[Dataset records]
# # # #

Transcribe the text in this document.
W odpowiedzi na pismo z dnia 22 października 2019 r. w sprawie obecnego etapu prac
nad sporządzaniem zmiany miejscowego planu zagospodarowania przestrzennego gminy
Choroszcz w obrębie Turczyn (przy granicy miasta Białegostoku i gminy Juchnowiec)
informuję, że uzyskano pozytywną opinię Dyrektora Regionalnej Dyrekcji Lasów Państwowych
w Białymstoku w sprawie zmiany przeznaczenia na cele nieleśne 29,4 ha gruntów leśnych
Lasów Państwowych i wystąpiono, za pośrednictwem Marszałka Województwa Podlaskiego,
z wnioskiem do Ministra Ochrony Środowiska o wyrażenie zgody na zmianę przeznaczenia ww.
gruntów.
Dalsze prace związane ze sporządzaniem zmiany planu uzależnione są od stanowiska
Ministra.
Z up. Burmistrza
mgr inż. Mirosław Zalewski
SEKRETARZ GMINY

# # # #

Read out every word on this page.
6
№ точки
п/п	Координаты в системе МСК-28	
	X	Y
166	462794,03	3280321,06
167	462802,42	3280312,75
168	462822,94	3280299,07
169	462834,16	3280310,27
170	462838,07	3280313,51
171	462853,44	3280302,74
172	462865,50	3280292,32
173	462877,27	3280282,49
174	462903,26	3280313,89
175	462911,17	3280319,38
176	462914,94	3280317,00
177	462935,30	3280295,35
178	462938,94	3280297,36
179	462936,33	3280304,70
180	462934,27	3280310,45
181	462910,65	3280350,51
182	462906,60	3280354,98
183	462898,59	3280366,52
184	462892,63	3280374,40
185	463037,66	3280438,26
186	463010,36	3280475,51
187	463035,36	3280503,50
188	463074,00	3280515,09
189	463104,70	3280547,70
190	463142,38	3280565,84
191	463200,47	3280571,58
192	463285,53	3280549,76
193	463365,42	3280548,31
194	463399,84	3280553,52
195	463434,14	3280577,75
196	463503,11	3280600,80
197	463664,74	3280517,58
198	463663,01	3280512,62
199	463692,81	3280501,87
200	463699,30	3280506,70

# # # #

TASK TO COMPLETE: Using the material above, gather every line that includes "Państwowych".

TASK OUTPUT:
informuję, że uzyskano pozytywną opinię Dyrektora Regionalnej Dyrekcji Lasów Państwowych
Lasów Państwowych i wystąpiono, za pośrednictwem Marszałka Województwa Podlaskiego,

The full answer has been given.